start

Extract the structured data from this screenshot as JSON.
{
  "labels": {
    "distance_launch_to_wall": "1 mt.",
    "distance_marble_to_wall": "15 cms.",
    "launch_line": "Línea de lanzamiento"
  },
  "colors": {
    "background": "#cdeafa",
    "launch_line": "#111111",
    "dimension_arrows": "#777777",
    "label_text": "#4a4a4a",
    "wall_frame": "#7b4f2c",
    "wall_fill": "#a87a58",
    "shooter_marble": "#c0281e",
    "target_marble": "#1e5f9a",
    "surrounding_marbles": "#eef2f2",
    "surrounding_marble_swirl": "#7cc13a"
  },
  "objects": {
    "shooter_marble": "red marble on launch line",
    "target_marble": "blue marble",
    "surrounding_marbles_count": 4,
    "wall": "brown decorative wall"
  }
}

end

- _Exercise brief_:
Copy all of the material word for word.

- _Result of the exercise_:
Extract the structured data from this screenshot as JSON.
{
  "labels": {
    "distance_launch_to_wall": "1 mt.",
    "distance_marble_to_wall": "15 cms.",
    "launch_line": "Línea de lanzamiento"
  },
  "colors": {
    "background": "#cdeafa",
    "launch_line": "#111111",
    "dimension_arrows": "#777777",
    "label_text": "#4a4a4a",
    "wall_frame": "#7b4f2c",
    "wall_fill": "#a87a58",
    "shooter_marble": "#c0281e",
    "target_marble": "#1e5f9a",
    "surrounding_marbles": "#eef2f2",
    "surrounding_marble_swirl": "#7cc13a"
  },
  "objects": {
    "shooter_marble": "red marble on launch line",
    "target_marble": "blue marble",
    "surrounding_marbles_count": 4,
    "wall": "brown decorative wall"
  }
}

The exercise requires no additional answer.